**Set task**
Filter the records below down to lines containing "College".

**Provided records**
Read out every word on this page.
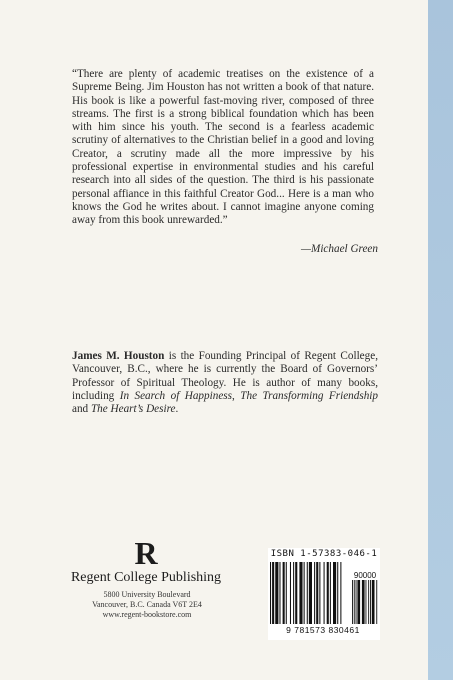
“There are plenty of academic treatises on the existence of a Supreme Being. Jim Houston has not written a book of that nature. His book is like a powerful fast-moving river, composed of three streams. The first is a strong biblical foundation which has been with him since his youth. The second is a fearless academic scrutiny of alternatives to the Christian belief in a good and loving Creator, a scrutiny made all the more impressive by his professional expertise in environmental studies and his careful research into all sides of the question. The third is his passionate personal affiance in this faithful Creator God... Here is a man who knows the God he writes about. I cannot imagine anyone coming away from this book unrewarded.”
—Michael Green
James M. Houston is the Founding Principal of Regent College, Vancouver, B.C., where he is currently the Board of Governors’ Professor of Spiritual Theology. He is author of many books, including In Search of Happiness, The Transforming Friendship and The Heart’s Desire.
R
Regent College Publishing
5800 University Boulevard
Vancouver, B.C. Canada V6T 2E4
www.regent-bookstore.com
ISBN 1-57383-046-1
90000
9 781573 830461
==
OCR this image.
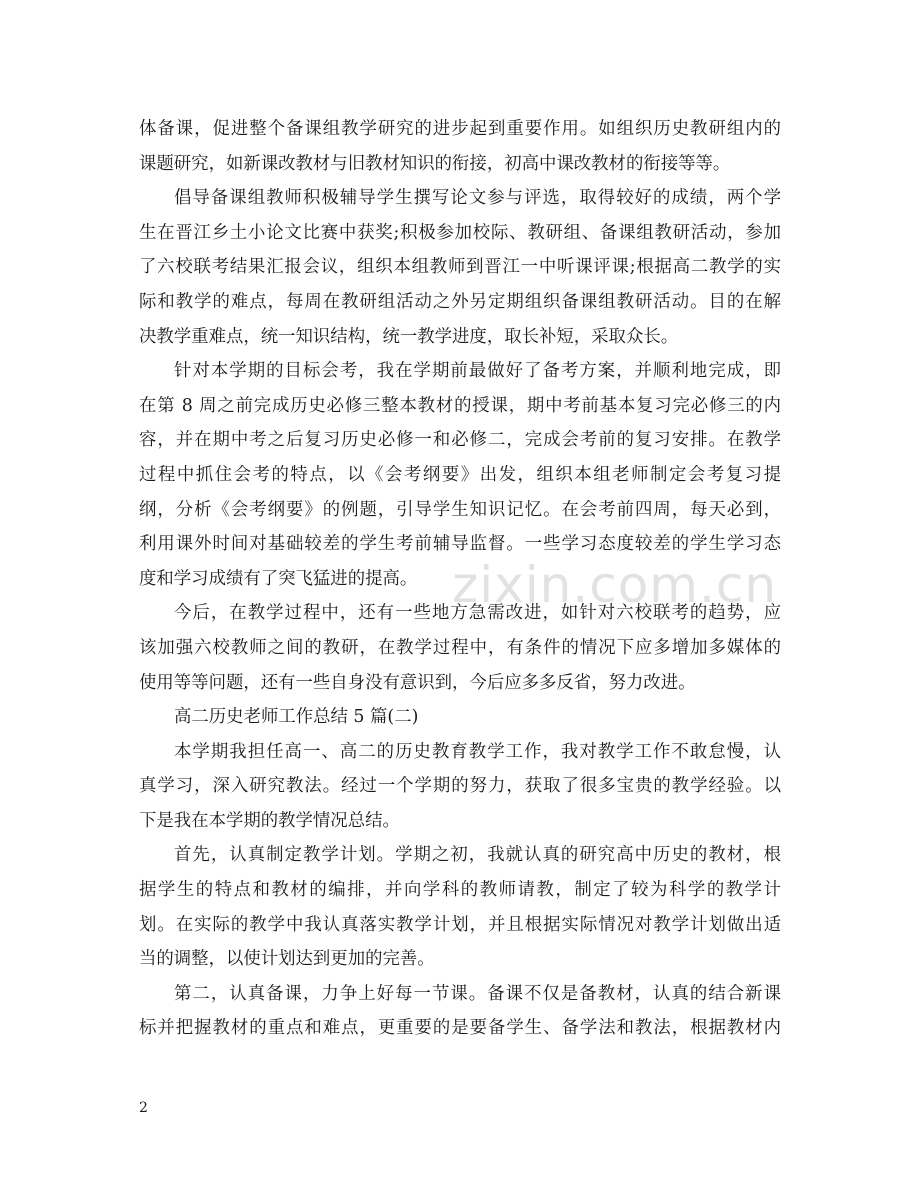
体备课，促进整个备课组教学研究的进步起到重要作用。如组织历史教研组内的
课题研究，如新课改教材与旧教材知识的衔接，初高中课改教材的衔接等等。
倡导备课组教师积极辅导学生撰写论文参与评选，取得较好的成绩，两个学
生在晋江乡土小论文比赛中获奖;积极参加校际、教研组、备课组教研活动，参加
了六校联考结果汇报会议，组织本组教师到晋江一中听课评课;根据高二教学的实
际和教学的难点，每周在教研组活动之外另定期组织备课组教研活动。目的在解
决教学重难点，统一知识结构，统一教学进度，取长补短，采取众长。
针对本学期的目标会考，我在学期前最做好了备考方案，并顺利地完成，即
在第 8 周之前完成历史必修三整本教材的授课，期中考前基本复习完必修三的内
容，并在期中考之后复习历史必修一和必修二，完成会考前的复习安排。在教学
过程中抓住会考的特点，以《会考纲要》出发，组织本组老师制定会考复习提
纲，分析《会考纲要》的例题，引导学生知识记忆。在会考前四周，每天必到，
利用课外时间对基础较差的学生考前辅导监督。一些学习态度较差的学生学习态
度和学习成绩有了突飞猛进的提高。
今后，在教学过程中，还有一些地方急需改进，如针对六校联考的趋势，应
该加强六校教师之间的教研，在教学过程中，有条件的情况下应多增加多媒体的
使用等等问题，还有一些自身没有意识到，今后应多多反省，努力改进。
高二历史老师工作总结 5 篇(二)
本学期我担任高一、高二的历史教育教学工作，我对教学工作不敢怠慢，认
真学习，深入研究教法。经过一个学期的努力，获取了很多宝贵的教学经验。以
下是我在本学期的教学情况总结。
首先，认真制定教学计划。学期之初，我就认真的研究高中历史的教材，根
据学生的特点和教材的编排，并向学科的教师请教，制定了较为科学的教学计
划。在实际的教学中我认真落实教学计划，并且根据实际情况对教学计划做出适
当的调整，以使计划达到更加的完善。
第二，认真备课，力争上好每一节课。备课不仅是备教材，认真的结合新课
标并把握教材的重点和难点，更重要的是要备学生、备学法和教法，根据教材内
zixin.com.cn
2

**Exercise response**
James M. Houston is the Founding Principal of Regent College, Vancouver, B.C., where he is currently the Board of Governors’ Professor of Spiritual Theology. He is author of many books, including In Search of Happiness, The Transforming Friendship and The Heart’s Desire.
Regent College Publishing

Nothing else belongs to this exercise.